(Data excerpts)
○ ○ ○ ○
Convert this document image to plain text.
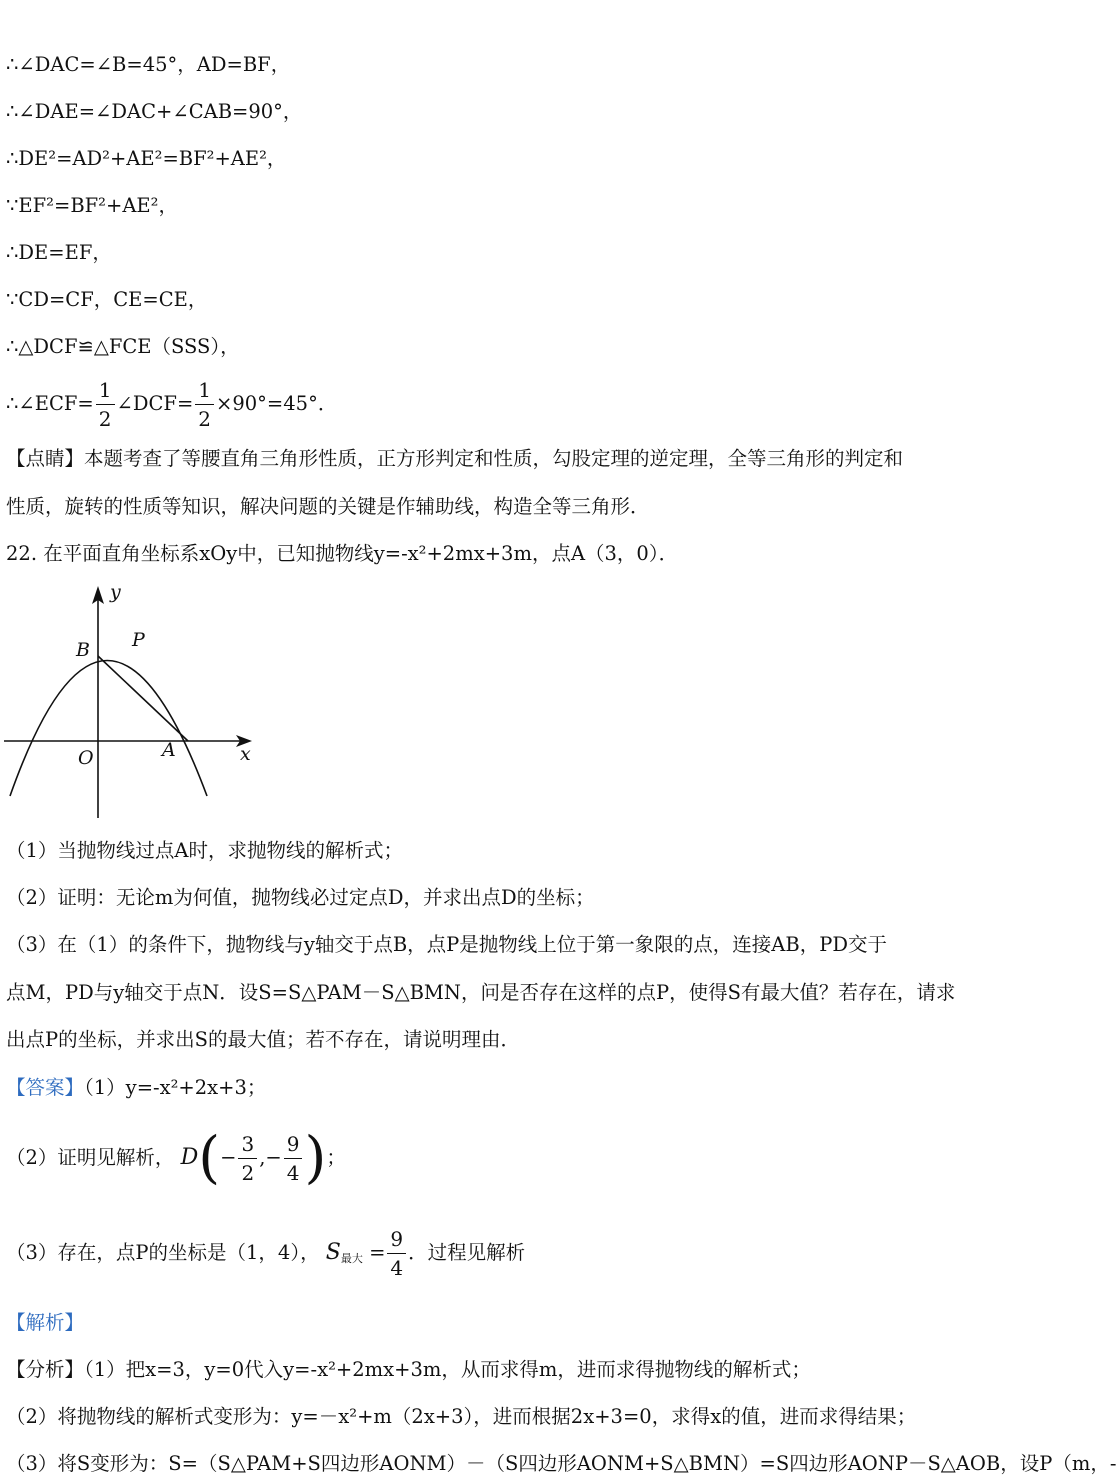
∴∠DAC=∠B=45°，AD=BF，
∴∠DAE=∠DAC+∠CAB=90°，
∴DE²=AD²+AE²=BF²+AE²，
∵EF²=BF²+AE²，
∴DE=EF，
∵CD=CF，CE=CE，
∴△DCF≌△FCE（SSS），
∴∠ECF= $\frac{1}{2}$ ∠DCF= $\frac{1}{2} \times 90^\circ=45^\circ$．
【点睛】本题考查了等腰直角三角形性质，正方形判定和性质，勾股定理的逆定理，全等三角形的判定和
性质，旋转的性质等知识，解决问题的关键是作辅助线，构造全等三角形．
22. 在平面直角坐标系xOy中，已知抛物线y=-x²+2mx+3m，点A（3，0）．
y
x
O	A
B P
（1）当抛物线过点A时，求抛物线的解析式；
（2）证明：无论m为何值，抛物线必过定点D，并求出点D的坐标；
（3）在（1）的条件下，抛物线与y轴交于点B，点P是抛物线上位于第一象限的点，连接AB，PD交于
点M，PD与y轴交于点N．设S=S△PAM－S△BMN，问是否存在这样的点P，使得S有最大值？若存在，请求
出点P的坐标，并求出S的最大值；若不存在，请说明理由．
【答案】（1）y=-x²+2x+3；
（2）证明见解析， $D(- \frac{3}{2}$ ,− $\frac{9}{4}$ )；
（3）存在，点P的坐标是（1，4）， $S_{最大} = \frac{9}{4}$ ．过程见解析
【解析】
【分析】（1）把x=3，y=0代入y=-x²+2mx+3m，从而求得m，进而求得抛物线的解析式；
（2）将抛物线的解析式变形为：y=－x²+m（2x+3），进而根据2x+3=0，求得x的值，进而求得结果；
（3）将S变形为：S=（S△PAM+S四边形AONM）－（S四边形AONM+S△BMN）=S四边形AONP－S△AOB，设P（m，-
○ ○ ○ ○
● Aim of the task
From the records, copy every line that has the string "frac" in it.

● Final result
∴∠ECF= $\frac{1}{2}$ ∠DCF= $\frac{1}{2} \times 90^\circ=45^\circ$．
（2）证明见解析， $D(- \frac{3}{2}$ ,− $\frac{9}{4}$ )；
（3）存在，点P的坐标是（1，4）， $S_{最大} = \frac{9}{4}$ ．过程见解析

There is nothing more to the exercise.